■ **DOCUMENT**
======

Let’s see what the Javadoc says about the method:
Returns a constructor that allocates an instance of cl and that then initializes the instance by calling the no-arg constructor of its first non-serializable superclass. This is specified in the Serialization Specification, section 3.1, in step 11 of the deserialization process. If cl is not serializable, returns cl’s no-arg constructor. If no accessible constructor is found, or if the class hierarchy is somehow malformed (e. g., a serializable class has no superclass), null is returned.
We can see that the method returns the result of calling generateConstructor, where we pass the class of the deserializable object and the no-arg constructor of the first non-serializable superclass. Take a look at the implementation:
private final Constructor<?> generateConstructor(
Class<?> cl,
Constructor<?> constructorToCall) {
ConstructorAccessor acc = new MethodAccessorGenerator().
generateSerializationConstructor(
cl,
constructorToCall.getParameterTypes(),
constructorToCall.getExceptionTypes(),
constructorToCall.getModifiers(),
constructorToCall.getDeclaringClass());
Constructor<?> c = newConstructor(
constructorToCall.getDeclaringClass(),
constructorToCall.getParameterTypes(),
constructorToCall.getExceptionTypes(),
constructorToCall.getModifiers(),
langReflectAccess().
getConstructorSlot(constructorToCall),
langReflectAccess().
getConstructorSignature(constructorToCall),
langReflectAccess().
getConstructorAnnotations(constructorToCall),
langReflectAccess().
getConstructorParameterAnnotations(constructorToCall));
setConstructorAccessor(c, acc);
c.setAccessible(true);
return c;
}
In the case of the second block, the process is clear: we create a constructor object, but what comes before it? It all boils down to the concept of ConstructorAccessor.
ConstructorAccessor is an interface that delegates the process of the object creation to its implementation. For clarity, how about we take a peek at the newInstance method of the Constructor class:
public T newInstance(Object... initargs) .... {
....
ConstructorAccessor ca = constructorAccessor; // read volatile
if (ca == null) {
ca = acquireConstructorAccessor();
}
@SuppressWarnings("unchecked")
T inst = (T) ca.newInstance(initargs);
return inst;
}
Here’s a method where ConstructorAccessor is created:
public SerializationConstructorAccessorImpl
generateSerializationConstructor(Class<?> declaringClass,
Class<?>[] parameterTypes,
Class<?>[] checkedExceptions,
int modifiers,
Class<?> targetConstructorClass)
{
return (SerializationConstructorAccessorImpl)
generate(declaringClass,
"<init>",
parameterTypes,
Void.TYPE,
checkedExceptions,
modifiers,
true,
true,
targetConstructorClass);
}
What is SerializationConstructorAccessorImpl?
Let’s move to its declaration:
abstract class SerializationConstructorAccessorImpl
extends ConstructorAccessorImpl {
}
As we can see, the class is completely empty. The Javadoc brings some clarity:
Java serialization (in java. io) expects to be able to instantiate a class and invoke a no-arg constructor of that class’s first non-Serializable superclass. This is not a valid operation according to the VM specification; one can not (for classes A and B, where B is a subclass of A) write “new B; invokespecial A()” without getting a verification error.

======

■ **DATASET EXTRACT**
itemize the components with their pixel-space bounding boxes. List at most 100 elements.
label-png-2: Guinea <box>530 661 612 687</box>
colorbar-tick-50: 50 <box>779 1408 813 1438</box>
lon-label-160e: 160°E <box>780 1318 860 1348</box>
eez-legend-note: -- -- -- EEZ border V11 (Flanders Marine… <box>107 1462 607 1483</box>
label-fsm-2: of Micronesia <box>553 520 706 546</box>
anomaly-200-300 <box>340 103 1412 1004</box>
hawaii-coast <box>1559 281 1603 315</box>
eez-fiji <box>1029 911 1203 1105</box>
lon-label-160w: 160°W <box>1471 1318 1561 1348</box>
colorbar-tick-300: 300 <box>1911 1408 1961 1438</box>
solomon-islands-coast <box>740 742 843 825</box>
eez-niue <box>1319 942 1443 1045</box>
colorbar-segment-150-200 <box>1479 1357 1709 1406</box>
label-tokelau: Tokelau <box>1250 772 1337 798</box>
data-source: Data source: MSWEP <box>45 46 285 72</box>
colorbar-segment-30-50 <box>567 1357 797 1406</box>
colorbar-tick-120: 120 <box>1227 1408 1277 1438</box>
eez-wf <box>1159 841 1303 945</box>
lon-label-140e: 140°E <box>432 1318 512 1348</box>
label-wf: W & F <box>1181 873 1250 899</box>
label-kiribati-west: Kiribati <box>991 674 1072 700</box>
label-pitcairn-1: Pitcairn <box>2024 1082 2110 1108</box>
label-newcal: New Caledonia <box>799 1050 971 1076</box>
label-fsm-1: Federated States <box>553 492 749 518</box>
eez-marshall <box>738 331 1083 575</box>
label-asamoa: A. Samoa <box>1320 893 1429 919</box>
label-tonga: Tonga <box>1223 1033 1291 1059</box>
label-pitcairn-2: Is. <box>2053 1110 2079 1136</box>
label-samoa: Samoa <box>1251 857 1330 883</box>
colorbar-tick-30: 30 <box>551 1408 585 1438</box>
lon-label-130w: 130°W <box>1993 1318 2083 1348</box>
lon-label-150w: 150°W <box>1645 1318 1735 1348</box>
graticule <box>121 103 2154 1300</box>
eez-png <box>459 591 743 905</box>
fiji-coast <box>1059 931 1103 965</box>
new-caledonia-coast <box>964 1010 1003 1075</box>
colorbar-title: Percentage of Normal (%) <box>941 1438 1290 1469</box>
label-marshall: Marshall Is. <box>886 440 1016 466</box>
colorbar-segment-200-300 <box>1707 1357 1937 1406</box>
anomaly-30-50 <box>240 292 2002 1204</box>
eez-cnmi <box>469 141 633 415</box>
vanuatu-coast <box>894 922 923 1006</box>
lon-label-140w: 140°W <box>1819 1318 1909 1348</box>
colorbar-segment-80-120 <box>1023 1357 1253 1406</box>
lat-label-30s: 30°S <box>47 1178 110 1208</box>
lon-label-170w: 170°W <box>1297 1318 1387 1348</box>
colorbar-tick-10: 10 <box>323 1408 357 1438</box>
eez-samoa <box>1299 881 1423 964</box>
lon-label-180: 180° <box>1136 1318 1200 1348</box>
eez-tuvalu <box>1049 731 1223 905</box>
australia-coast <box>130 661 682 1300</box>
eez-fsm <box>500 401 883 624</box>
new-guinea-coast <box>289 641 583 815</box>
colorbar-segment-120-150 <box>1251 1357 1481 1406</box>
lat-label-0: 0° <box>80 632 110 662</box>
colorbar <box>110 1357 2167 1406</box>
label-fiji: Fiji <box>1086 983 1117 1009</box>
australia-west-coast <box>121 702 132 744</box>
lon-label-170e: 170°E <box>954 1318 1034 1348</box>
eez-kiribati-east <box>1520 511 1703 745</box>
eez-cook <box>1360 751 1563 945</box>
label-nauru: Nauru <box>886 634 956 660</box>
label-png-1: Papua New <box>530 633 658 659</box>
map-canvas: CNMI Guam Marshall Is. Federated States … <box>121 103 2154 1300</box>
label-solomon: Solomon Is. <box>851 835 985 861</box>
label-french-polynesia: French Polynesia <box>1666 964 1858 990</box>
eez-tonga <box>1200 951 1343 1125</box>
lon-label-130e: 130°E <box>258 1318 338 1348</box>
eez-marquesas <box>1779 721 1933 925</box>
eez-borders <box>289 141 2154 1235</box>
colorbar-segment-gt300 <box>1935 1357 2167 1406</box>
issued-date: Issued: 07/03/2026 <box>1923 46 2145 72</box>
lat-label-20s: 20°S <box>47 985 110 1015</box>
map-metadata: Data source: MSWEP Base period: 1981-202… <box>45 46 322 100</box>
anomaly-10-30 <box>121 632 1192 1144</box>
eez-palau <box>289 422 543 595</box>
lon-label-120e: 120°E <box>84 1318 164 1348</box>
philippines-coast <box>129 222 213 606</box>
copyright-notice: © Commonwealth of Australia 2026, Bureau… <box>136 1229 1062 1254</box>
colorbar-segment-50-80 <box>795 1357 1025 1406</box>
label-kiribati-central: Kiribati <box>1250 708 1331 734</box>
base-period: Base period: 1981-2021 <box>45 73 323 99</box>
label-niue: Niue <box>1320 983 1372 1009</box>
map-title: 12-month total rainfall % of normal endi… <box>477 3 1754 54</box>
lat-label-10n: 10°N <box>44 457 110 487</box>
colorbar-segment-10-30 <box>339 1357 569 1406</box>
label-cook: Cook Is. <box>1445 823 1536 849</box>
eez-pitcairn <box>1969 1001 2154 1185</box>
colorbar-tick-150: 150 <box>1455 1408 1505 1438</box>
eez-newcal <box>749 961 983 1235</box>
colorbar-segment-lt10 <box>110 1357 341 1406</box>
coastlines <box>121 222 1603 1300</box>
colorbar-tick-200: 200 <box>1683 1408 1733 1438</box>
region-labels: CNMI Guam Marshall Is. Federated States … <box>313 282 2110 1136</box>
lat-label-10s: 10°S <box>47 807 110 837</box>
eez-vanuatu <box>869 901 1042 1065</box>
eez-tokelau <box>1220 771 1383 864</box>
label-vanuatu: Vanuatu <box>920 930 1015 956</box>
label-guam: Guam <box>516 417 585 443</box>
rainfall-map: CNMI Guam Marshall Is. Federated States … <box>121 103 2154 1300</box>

======

■ **SHORT PROBLEM**
Quote the Java deserialization text between "getConstructorParameterAnnotations(constructorToCall));" and "concept of ConstructorAccessor.", inclusive.

■ **FINAL ANSWER**
getConstructorParameterAnnotations(constructorToCall));
setConstructorAccessor(c, acc);
c.setAccessible(true);
return c;
}
In the case of the second block, the process is clear: we create a constructor object, but what comes before it? It all boils down to the concept of ConstructorAccessor.